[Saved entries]
□ □ □ □ □ □ □

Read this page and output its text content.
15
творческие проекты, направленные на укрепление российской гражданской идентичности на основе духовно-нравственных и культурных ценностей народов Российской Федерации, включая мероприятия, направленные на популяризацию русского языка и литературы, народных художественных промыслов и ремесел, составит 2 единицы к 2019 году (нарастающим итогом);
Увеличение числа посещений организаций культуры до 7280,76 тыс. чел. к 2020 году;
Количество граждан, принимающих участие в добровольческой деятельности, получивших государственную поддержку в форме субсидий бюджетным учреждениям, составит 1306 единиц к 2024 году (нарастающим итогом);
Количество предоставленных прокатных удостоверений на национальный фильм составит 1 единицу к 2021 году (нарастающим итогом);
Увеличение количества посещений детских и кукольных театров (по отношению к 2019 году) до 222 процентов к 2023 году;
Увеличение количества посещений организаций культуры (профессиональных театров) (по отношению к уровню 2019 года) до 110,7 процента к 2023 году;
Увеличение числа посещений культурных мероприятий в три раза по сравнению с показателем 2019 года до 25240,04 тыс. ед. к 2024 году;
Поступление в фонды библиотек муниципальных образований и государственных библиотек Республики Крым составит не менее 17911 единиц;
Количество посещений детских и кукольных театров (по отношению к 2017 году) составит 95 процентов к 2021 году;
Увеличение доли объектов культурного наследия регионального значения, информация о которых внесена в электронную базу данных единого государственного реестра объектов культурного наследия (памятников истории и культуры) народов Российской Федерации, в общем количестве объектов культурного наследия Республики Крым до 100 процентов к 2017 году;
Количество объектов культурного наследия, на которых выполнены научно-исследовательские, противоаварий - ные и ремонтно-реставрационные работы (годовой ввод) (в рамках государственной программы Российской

□ □ □ □ □ □ □

What the exercise asks ::
Copy out every line of the material above that mentions the word "театров".

The response ::
Увеличение количества посещений детских и кукольных театров (по отношению к 2019 году) до 222 процентов к 2023 году;
Увеличение количества посещений организаций культуры (профессиональных театров) (по отношению к уровню 2019 года) до 110,7 процента к 2023 году;
Количество посещений детских и кукольных театров (по отношению к 2017 году) составит 95 процентов к 2021 году;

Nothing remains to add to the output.